Start of Provided records

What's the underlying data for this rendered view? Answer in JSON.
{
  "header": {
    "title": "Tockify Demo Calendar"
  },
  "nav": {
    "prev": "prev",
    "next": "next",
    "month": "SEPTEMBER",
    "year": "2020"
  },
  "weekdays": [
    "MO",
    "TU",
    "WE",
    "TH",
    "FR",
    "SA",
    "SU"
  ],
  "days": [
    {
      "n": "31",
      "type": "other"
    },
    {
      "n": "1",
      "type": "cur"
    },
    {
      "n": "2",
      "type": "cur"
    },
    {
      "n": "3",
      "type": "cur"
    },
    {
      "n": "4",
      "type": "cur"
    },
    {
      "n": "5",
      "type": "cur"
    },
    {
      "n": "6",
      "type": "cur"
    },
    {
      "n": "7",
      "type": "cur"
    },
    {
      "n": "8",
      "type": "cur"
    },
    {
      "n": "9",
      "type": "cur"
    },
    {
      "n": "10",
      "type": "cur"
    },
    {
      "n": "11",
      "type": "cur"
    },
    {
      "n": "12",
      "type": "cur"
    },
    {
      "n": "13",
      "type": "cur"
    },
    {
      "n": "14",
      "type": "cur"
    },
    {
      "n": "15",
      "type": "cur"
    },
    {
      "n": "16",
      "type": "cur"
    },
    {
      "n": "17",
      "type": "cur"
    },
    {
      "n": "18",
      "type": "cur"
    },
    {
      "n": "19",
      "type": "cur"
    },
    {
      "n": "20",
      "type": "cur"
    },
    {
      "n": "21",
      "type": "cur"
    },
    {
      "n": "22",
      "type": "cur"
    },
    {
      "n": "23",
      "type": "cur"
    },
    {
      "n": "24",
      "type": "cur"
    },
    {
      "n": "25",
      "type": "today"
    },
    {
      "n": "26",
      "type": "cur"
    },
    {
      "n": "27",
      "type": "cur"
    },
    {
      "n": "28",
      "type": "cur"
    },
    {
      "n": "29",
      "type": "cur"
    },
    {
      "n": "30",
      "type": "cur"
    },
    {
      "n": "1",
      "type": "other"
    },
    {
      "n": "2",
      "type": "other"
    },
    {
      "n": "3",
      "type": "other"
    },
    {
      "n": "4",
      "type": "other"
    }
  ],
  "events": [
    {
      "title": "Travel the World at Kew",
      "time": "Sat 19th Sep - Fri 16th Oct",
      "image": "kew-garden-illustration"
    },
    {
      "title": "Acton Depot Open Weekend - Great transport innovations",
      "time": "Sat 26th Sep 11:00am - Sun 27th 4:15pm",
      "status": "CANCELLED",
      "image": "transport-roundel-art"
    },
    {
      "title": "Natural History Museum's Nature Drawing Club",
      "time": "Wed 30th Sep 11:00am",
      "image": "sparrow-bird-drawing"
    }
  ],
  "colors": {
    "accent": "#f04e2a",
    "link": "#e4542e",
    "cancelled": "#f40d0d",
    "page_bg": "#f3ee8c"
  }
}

End of Provided records

→ Exercise aim:
Output the listing above exactly as it appears.

→ Solution to the problem:
What's the underlying data for this rendered view? Answer in JSON.
{
  "header": {
    "title": "Tockify Demo Calendar"
  },
  "nav": {
    "prev": "prev",
    "next": "next",
    "month": "SEPTEMBER",
    "year": "2020"
  },
  "weekdays": [
    "MO",
    "TU",
    "WE",
    "TH",
    "FR",
    "SA",
    "SU"
  ],
  "days": [
    {
      "n": "31",
      "type": "other"
    },
    {
      "n": "1",
      "type": "cur"
    },
    {
      "n": "2",
      "type": "cur"
    },
    {
      "n": "3",
      "type": "cur"
    },
    {
      "n": "4",
      "type": "cur"
    },
    {
      "n": "5",
      "type": "cur"
    },
    {
      "n": "6",
      "type": "cur"
    },
    {
      "n": "7",
      "type": "cur"
    },
    {
      "n": "8",
      "type": "cur"
    },
    {
      "n": "9",
      "type": "cur"
    },
    {
      "n": "10",
      "type": "cur"
    },
    {
      "n": "11",
      "type": "cur"
    },
    {
      "n": "12",
      "type": "cur"
    },
    {
      "n": "13",
      "type": "cur"
    },
    {
      "n": "14",
      "type": "cur"
    },
    {
      "n": "15",
      "type": "cur"
    },
    {
      "n": "16",
      "type": "cur"
    },
    {
      "n": "17",
      "type": "cur"
    },
    {
      "n": "18",
      "type": "cur"
    },
    {
      "n": "19",
      "type": "cur"
    },
    {
      "n": "20",
      "type": "cur"
    },
    {
      "n": "21",
      "type": "cur"
    },
    {
      "n": "22",
      "type": "cur"
    },
    {
      "n": "23",
      "type": "cur"
    },
    {
      "n": "24",
      "type": "cur"
    },
    {
      "n": "25",
      "type": "today"
    },
    {
      "n": "26",
      "type": "cur"
    },
    {
      "n": "27",
      "type": "cur"
    },
    {
      "n": "28",
      "type": "cur"
    },
    {
      "n": "29",
      "type": "cur"
    },
    {
      "n": "30",
      "type": "cur"
    },
    {
      "n": "1",
      "type": "other"
    },
    {
      "n": "2",
      "type": "other"
    },
    {
      "n": "3",
      "type": "other"
    },
    {
      "n": "4",
      "type": "other"
    }
  ],
  "events": [
    {
      "title": "Travel the World at Kew",
      "time": "Sat 19th Sep - Fri 16th Oct",
      "image": "kew-garden-illustration"
    },
    {
      "title": "Acton Depot Open Weekend - Great transport innovations",
      "time": "Sat 26th Sep 11:00am - Sun 27th 4:15pm",
      "status": "CANCELLED",
      "image": "transport-roundel-art"
    },
    {
      "title": "Natural History Museum's Nature Drawing Club",
      "time": "Wed 30th Sep 11:00am",
      "image": "sparrow-bird-drawing"
    }
  ],
  "colors": {
    "accent": "#f04e2a",
    "link": "#e4542e",
    "cancelled": "#f40d0d",
    "page_bg": "#f3ee8c"
  }
}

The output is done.